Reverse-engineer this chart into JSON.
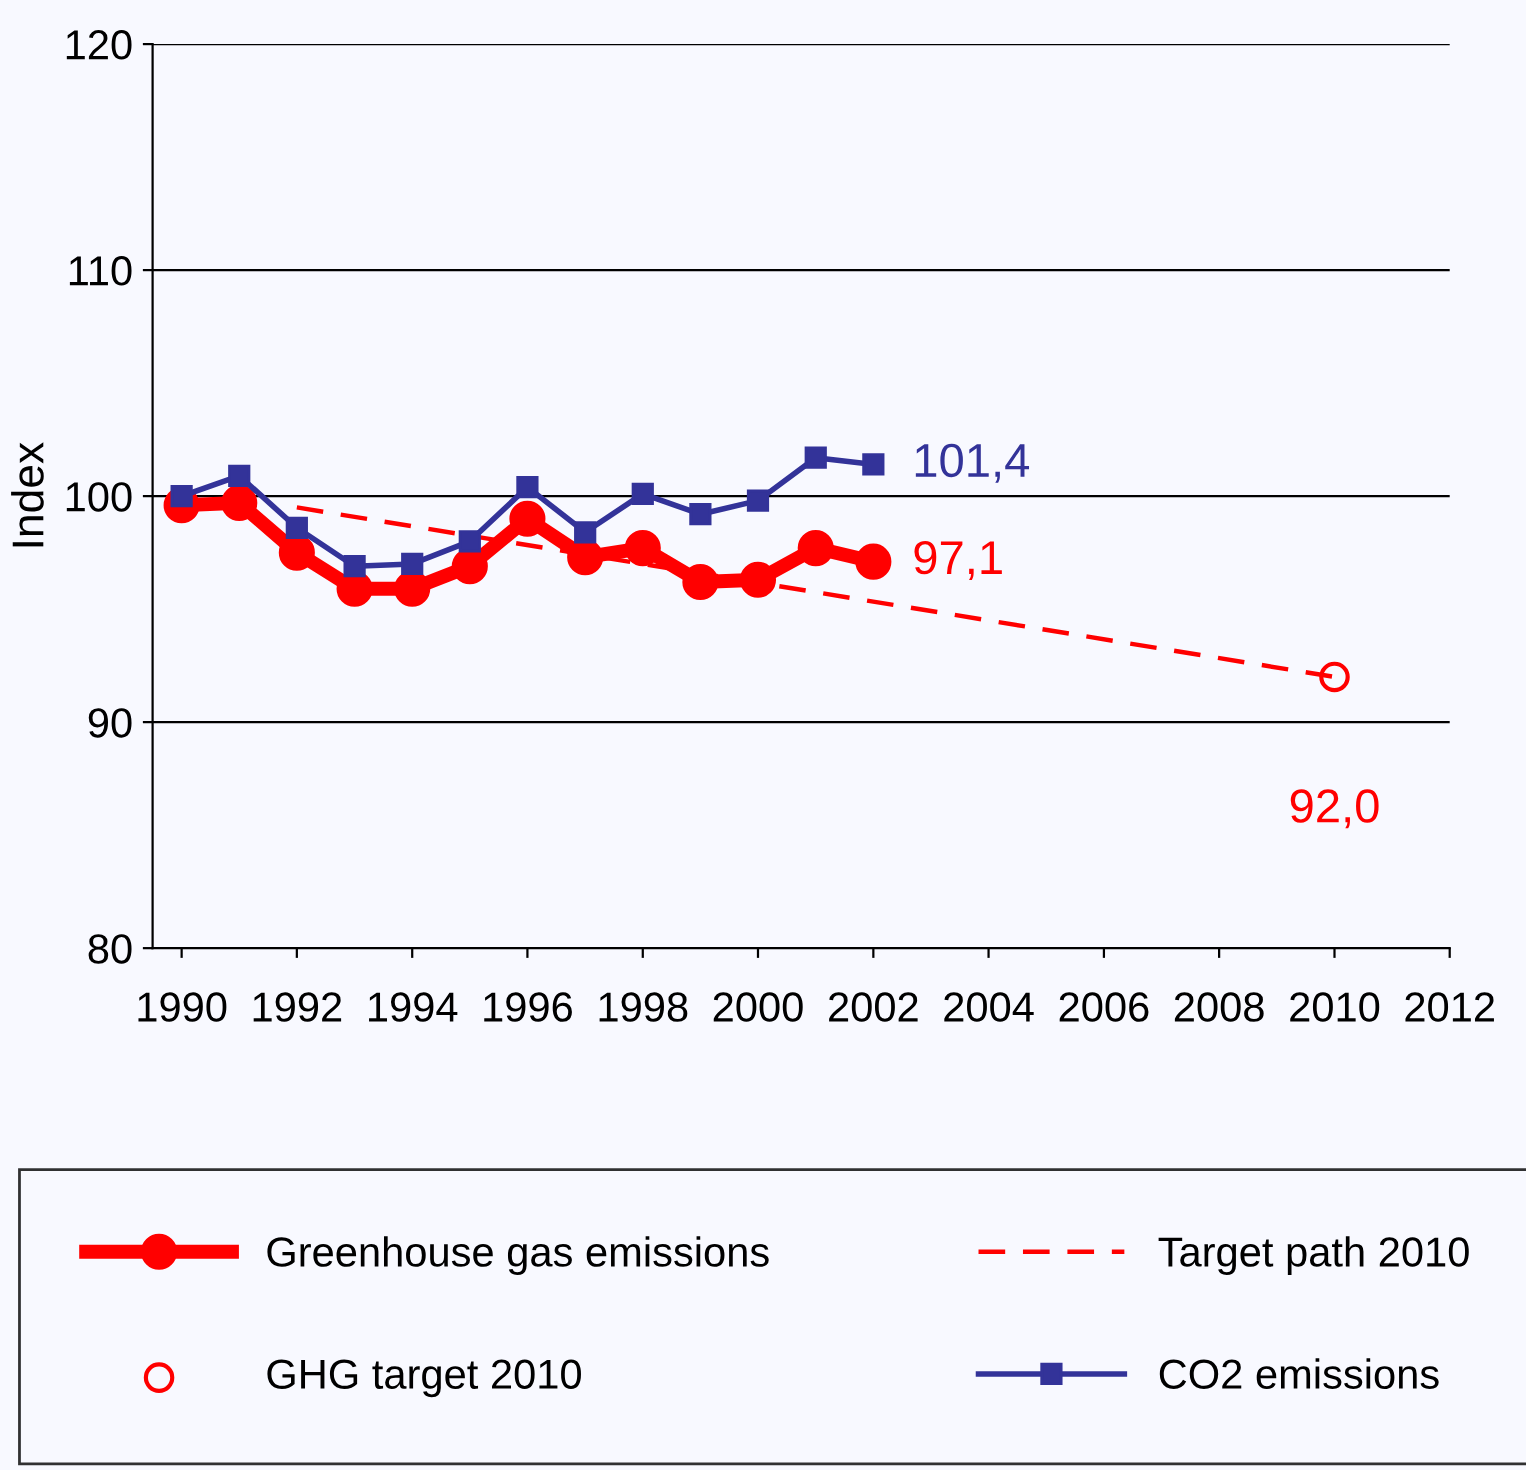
{
  "chart_data": {
    "type": "line",
    "ylabel": "Index",
    "x": [
      "1990",
      "1991",
      "1992",
      "1993",
      "1994",
      "1995",
      "1996",
      "1997",
      "1998",
      "1999",
      "2000",
      "2001",
      "2002"
    ],
    "series": [
      {
        "name": "Greenhouse gas emissions",
        "color": "#ff0000",
        "values": [
          99.6,
          99.7,
          97.5,
          95.9,
          95.9,
          96.9,
          99.0,
          97.3,
          97.7,
          96.2,
          96.3,
          97.7,
          97.1
        ],
        "marker": "circle",
        "line_style": "solid"
      },
      {
        "name": "Target path 2010",
        "color": "#ff0000",
        "x": [
          "1992",
          "2010"
        ],
        "values": [
          99.5,
          92.0
        ],
        "marker": "none",
        "line_style": "dashed"
      },
      {
        "name": "GHG target 2010",
        "type": "scatter",
        "color": "#ff0000",
        "x": [
          "2010"
        ],
        "values": [
          92.0
        ],
        "marker": "circle"
      },
      {
        "name": "CO2 emissions",
        "color": "#333399",
        "values": [
          100.0,
          100.9,
          98.6,
          96.9,
          97.0,
          98.0,
          100.4,
          98.4,
          100.1,
          99.2,
          99.8,
          101.7,
          101.4
        ],
        "marker": "square",
        "line_style": "solid"
      }
    ],
    "annotations": [
      {
        "text": "97,1",
        "x": "2002",
        "y": 97.1
      },
      {
        "text": "101,4",
        "x": "2002",
        "y": 101.4
      },
      {
        "text": "92,0",
        "x": "2010",
        "y": 92.0
      }
    ],
    "xlim": [
      "1989-07",
      "2012"
    ],
    "xticks": [
      "1990",
      "1992",
      "1994",
      "1996",
      "1998",
      "2000",
      "2002",
      "2004",
      "2006",
      "2008",
      "2010",
      "2012"
    ],
    "ylim": [
      80,
      120
    ],
    "yticks": [
      80,
      90,
      100,
      110,
      120
    ],
    "grid": "y",
    "legend": "bottom"
  }
}
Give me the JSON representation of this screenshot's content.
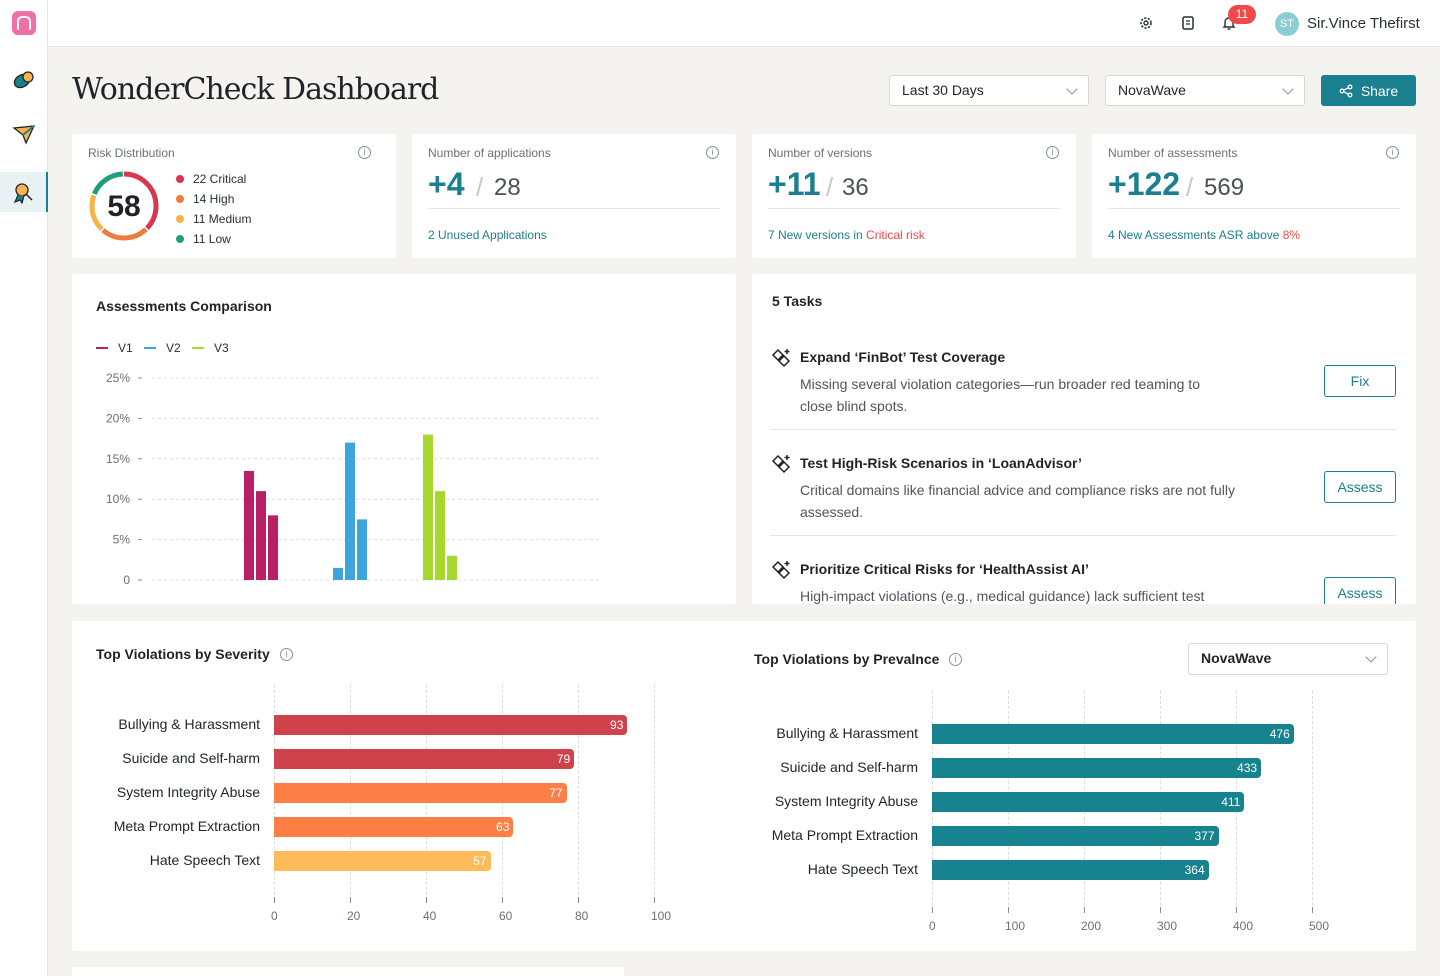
{
  "topbar": {
    "notifications_count": "11",
    "avatar_initials": "ST",
    "user_name": "Sir.Vince Thefirst"
  },
  "header": {
    "title": "WonderCheck Dashboard",
    "date_filter": "Last 30 Days",
    "app_filter": "NovaWave",
    "share_label": "Share"
  },
  "risk": {
    "label": "Risk Distribution",
    "total": "58",
    "items": [
      {
        "text": "22 Critical",
        "color": "#d9364f",
        "value": 22
      },
      {
        "text": "14 High",
        "color": "#f07b3f",
        "value": 14
      },
      {
        "text": "11 Medium",
        "color": "#f9b34c",
        "value": 11
      },
      {
        "text": "11 Low",
        "color": "#1f9e7a",
        "value": 11
      }
    ]
  },
  "stats": [
    {
      "label": "Number of applications",
      "delta": "+4",
      "total": "28",
      "foot": "2 Unused Applications",
      "foot_red": ""
    },
    {
      "label": "Number of versions",
      "delta": "+11",
      "total": "36",
      "foot": "7 New versions in ",
      "foot_red": "Critical risk"
    },
    {
      "label": "Number of assessments",
      "delta": "+122",
      "total": "569",
      "foot": "4 New Assessments ASR above ",
      "foot_red": "8%"
    }
  ],
  "comparison": {
    "title": "Assessments Comparison",
    "chart_data": {
      "type": "bar",
      "title": "Assessments Comparison",
      "series": [
        {
          "name": "V1",
          "color": "#b81f64",
          "values": [
            13.5,
            11,
            8
          ]
        },
        {
          "name": "V2",
          "color": "#3ea4de",
          "values": [
            1.5,
            17,
            7.5
          ]
        },
        {
          "name": "V3",
          "color": "#a6d82e",
          "values": [
            18,
            11,
            3
          ]
        }
      ],
      "y_ticks": [
        "25%",
        "20%",
        "15%",
        "10%",
        "5%",
        "0"
      ],
      "ylim": [
        0,
        25
      ],
      "grid": true,
      "legend": "top-left"
    }
  },
  "tasks": {
    "title": "5 Tasks",
    "items": [
      {
        "title": "Expand ‘FinBot’ Test Coverage",
        "desc": "Missing several violation categories—run broader red teaming to close blind spots.",
        "action": "Fix"
      },
      {
        "title": "Test High-Risk Scenarios in ‘LoanAdvisor’",
        "desc": "Critical domains like financial advice and compliance risks are not fully assessed.",
        "action": "Assess"
      },
      {
        "title": "Prioritize Critical Risks for ‘HealthAssist AI’",
        "desc": "High-impact violations (e.g., medical guidance) lack sufficient test",
        "action": "Assess"
      }
    ]
  },
  "severity": {
    "title": "Top Violations by Severity",
    "chart_data": {
      "type": "bar",
      "orientation": "horizontal",
      "title": "Top Violations by Severity",
      "categories": [
        "Bullying & Harassment",
        "Suicide and Self-harm",
        "System Integrity Abuse",
        "Meta Prompt Extraction",
        "Hate Speech Text"
      ],
      "values": [
        93,
        79,
        77,
        63,
        57
      ],
      "colors": [
        "#d0424b",
        "#d0424b",
        "#fd7f46",
        "#fd7f46",
        "#febb5a"
      ],
      "x_ticks": [
        "0",
        "20",
        "40",
        "60",
        "80",
        "100"
      ],
      "xlim": [
        0,
        100
      ],
      "grid": true
    }
  },
  "prevalence": {
    "title": "Top Violations by Prevalnce",
    "filter": "NovaWave",
    "chart_data": {
      "type": "bar",
      "orientation": "horizontal",
      "title": "Top Violations by Prevalnce",
      "categories": [
        "Bullying & Harassment",
        "Suicide and Self-harm",
        "System Integrity Abuse",
        "Meta Prompt Extraction",
        "Hate Speech Text"
      ],
      "values": [
        476,
        433,
        411,
        377,
        364
      ],
      "color": "#16838f",
      "x_ticks": [
        "0",
        "100",
        "200",
        "300",
        "400",
        "500"
      ],
      "xlim": [
        0,
        500
      ],
      "grid": true
    }
  }
}
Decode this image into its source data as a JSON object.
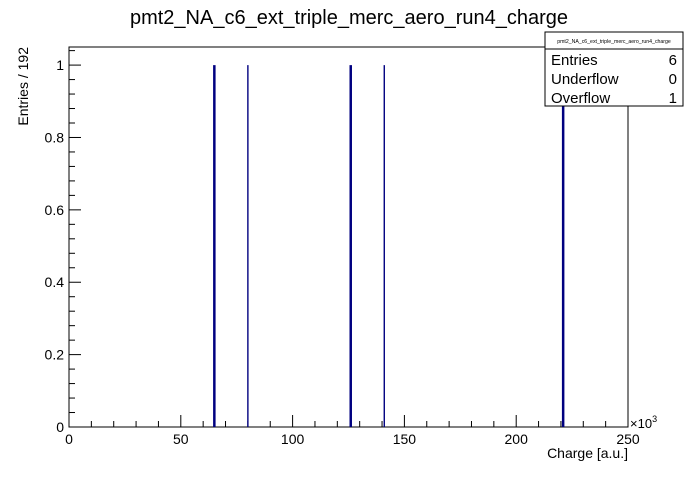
{
  "chart_data": {
    "type": "bar",
    "title": "pmt2_NA_c6_ext_triple_merc_aero_run4_charge",
    "xlabel": "Charge [a.u.]",
    "ylabel": "Entries / 192",
    "xlim": [
      0,
      250000
    ],
    "ylim": [
      0,
      1.05
    ],
    "x_exponent_label": "×10",
    "x_exponent_power": "3",
    "x_ticks": [
      0,
      50000,
      100000,
      150000,
      200000,
      250000
    ],
    "x_tick_labels": [
      "0",
      "50",
      "100",
      "150",
      "200",
      "250"
    ],
    "y_ticks": [
      0,
      0.2,
      0.4,
      0.6,
      0.8,
      1.0
    ],
    "y_tick_labels": [
      "0",
      "0.2",
      "0.4",
      "0.6",
      "0.8",
      "1"
    ],
    "x": [
      65000,
      80000,
      126000,
      141000,
      221000
    ],
    "values": [
      1,
      1,
      1,
      1,
      1
    ],
    "bar_color": "#000080",
    "grid": false,
    "stats_box": {
      "position": "top-right",
      "title": "pmt2_NA_c6_ext_triple_merc_aero_run4_charge",
      "rows": [
        {
          "label": "Entries",
          "value": "6"
        },
        {
          "label": "Underflow",
          "value": "0"
        },
        {
          "label": "Overflow",
          "value": "1"
        }
      ]
    }
  }
}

☆ ☆ ☆ ☆

SHORT TASK: Can you retype every record above exactly, leaving out the pictures?

IN RESPONSE:
Reverse-engineer this chart into JSON.
{
  "chart_data": {
    "type": "line",
    "ylabel": "Index",
    "x": [
      "1990",
      "1991",
      "1992",
      "1993",
      "1994",
      "1995",
      "1996",
      "1997",
      "1998",
      "1999",
      "2000",
      "2001",
      "2002"
    ],
    "series": [
      {
        "name": "Greenhouse gas emissions",
        "color": "#ff0000",
        "values": [
          99.6,
          99.7,
          97.5,
          95.9,
          95.9,
          96.9,
          99.0,
          97.3,
          97.7,
          96.2,
          96.3,
          97.7,
          97.1
        ],
        "marker": "circle",
        "line_style": "solid"
      },
      {
        "name": "Target path 2010",
        "color": "#ff0000",
        "x": [
          "1992",
          "2010"
        ],
        "values": [
          99.5,
          92.0
        ],
        "marker": "none",
        "line_style": "dashed"
      },
      {
        "name": "GHG target 2010",
        "type": "scatter",
        "color": "#ff0000",
        "x": [
          "2010"
        ],
        "values": [
          92.0
        ],
        "marker": "circle"
      },
      {
        "name": "CO2 emissions",
        "color": "#333399",
        "values": [
          100.0,
          100.9,
          98.6,
          96.9,
          97.0,
          98.0,
          100.4,
          98.4,
          100.1,
          99.2,
          99.8,
          101.7,
          101.4
        ],
        "marker": "square",
        "line_style": "solid"
      }
    ],
    "annotations": [
      {
        "text": "97,1",
        "x": "2002",
        "y": 97.1
      },
      {
        "text": "101,4",
        "x": "2002",
        "y": 101.4
      },
      {
        "text": "92,0",
        "x": "2010",
        "y": 92.0
      }
    ],
    "xlim": [
      "1989-07",
      "2012"
    ],
    "xticks": [
      "1990",
      "1992",
      "1994",
      "1996",
      "1998",
      "2000",
      "2002",
      "2004",
      "2006",
      "2008",
      "2010",
      "2012"
    ],
    "ylim": [
      80,
      120
    ],
    "yticks": [
      80,
      90,
      100,
      110,
      120
    ],
    "grid": "y",
    "legend": "bottom"
  }
}
Give me the JSON representation of this screenshot's content.
{
  "topbar": {
    "notifications_count": "11",
    "avatar_initials": "ST",
    "user_name": "Sir.Vince Thefirst"
  },
  "header": {
    "title": "WonderCheck Dashboard",
    "date_filter": "Last 30 Days",
    "app_filter": "NovaWave",
    "share_label": "Share"
  },
  "risk": {
    "label": "Risk Distribution",
    "total": "58",
    "items": [
      {
        "text": "22 Critical",
        "color": "#d9364f",
        "value": 22
      },
      {
        "text": "14 High",
        "color": "#f07b3f",
        "value": 14
      },
      {
        "text": "11 Medium",
        "color": "#f9b34c",
        "value": 11
      },
      {
        "text": "11 Low",
        "color": "#1f9e7a",
        "value": 11
      }
    ]
  },
  "stats": [
    {
      "label": "Number of applications",
      "delta": "+4",
      "total": "28",
      "foot": "2 Unused Applications",
      "foot_red": ""
    },
    {
      "label": "Number of versions",
      "delta": "+11",
      "total": "36",
      "foot": "7 New versions in ",
      "foot_red": "Critical risk"
    },
    {
      "label": "Number of assessments",
      "delta": "+122",
      "total": "569",
      "foot": "4 New Assessments ASR above ",
      "foot_red": "8%"
    }
  ],
  "comparison": {
    "title": "Assessments Comparison",
    "chart_data": {
      "type": "bar",
      "title": "Assessments Comparison",
      "series": [
        {
          "name": "V1",
          "color": "#b81f64",
          "values": [
            13.5,
            11,
            8
          ]
        },
        {
          "name": "V2",
          "color": "#3ea4de",
          "values": [
            1.5,
            17,
            7.5
          ]
        },
        {
          "name": "V3",
          "color": "#a6d82e",
          "values": [
            18,
            11,
            3
          ]
        }
      ],
      "y_ticks": [
        "25%",
        "20%",
        "15%",
        "10%",
        "5%",
        "0"
      ],
      "ylim": [
        0,
        25
      ],
      "grid": true,
      "legend": "top-left"
    }
  },
  "tasks": {
    "title": "5 Tasks",
    "items": [
      {
        "title": "Expand ‘FinBot’ Test Coverage",
        "desc": "Missing several violation categories—run broader red teaming to close blind spots.",
        "action": "Fix"
      },
      {
        "title": "Test High-Risk Scenarios in ‘LoanAdvisor’",
        "desc": "Critical domains like financial advice and compliance risks are not fully assessed.",
        "action": "Assess"
      },
      {
        "title": "Prioritize Critical Risks for ‘HealthAssist AI’",
        "desc": "High-impact violations (e.g., medical guidance) lack sufficient test",
        "action": "Assess"
      }
    ]
  },
  "severity": {
    "title": "Top Violations by Severity",
    "chart_data": {
      "type": "bar",
      "orientation": "horizontal",
      "title": "Top Violations by Severity",
      "categories": [
        "Bullying & Harassment",
        "Suicide and Self-harm",
        "System Integrity Abuse",
        "Meta Prompt Extraction",
        "Hate Speech Text"
      ],
      "values": [
        93,
        79,
        77,
        63,
        57
      ],
      "colors": [
        "#d0424b",
        "#d0424b",
        "#fd7f46",
        "#fd7f46",
        "#febb5a"
      ],
      "x_ticks": [
        "0",
        "20",
        "40",
        "60",
        "80",
        "100"
      ],
      "xlim": [
        0,
        100
      ],
      "grid": true
    }
  },
  "prevalence": {
    "title": "Top Violations by Prevalnce",
    "filter": "NovaWave",
    "chart_data": {
      "type": "bar",
      "orientation": "horizontal",
      "title": "Top Violations by Prevalnce",
      "categories": [
        "Bullying & Harassment",
        "Suicide and Self-harm",
        "System Integrity Abuse",
        "Meta Prompt Extraction",
        "Hate Speech Text"
      ],
      "values": [
        476,
        433,
        411,
        377,
        364
      ],
      "color": "#16838f",
      "x_ticks": [
        "0",
        "100",
        "200",
        "300",
        "400",
        "500"
      ],
      "xlim": [
        0,
        500
      ],
      "grid": true
    }
  }
}
Decode this image into its source data as a JSON object.
{
  "chart_data": {
    "type": "bar",
    "title": "pmt2_NA_c6_ext_triple_merc_aero_run4_charge",
    "xlabel": "Charge [a.u.]",
    "ylabel": "Entries / 192",
    "xlim": [
      0,
      250000
    ],
    "ylim": [
      0,
      1.05
    ],
    "x_exponent_label": "×10",
    "x_exponent_power": "3",
    "x_ticks": [
      0,
      50000,
      100000,
      150000,
      200000,
      250000
    ],
    "x_tick_labels": [
      "0",
      "50",
      "100",
      "150",
      "200",
      "250"
    ],
    "y_ticks": [
      0,
      0.2,
      0.4,
      0.6,
      0.8,
      1.0
    ],
    "y_tick_labels": [
      "0",
      "0.2",
      "0.4",
      "0.6",
      "0.8",
      "1"
    ],
    "x": [
      65000,
      80000,
      126000,
      141000,
      221000
    ],
    "values": [
      1,
      1,
      1,
      1,
      1
    ],
    "bar_color": "#000080",
    "grid": false,
    "stats_box": {
      "position": "top-right",
      "title": "pmt2_NA_c6_ext_triple_merc_aero_run4_charge",
      "rows": [
        {
          "label": "Entries",
          "value": "6"
        },
        {
          "label": "Underflow",
          "value": "0"
        },
        {
          "label": "Overflow",
          "value": "1"
        }
      ]
    }
  }
}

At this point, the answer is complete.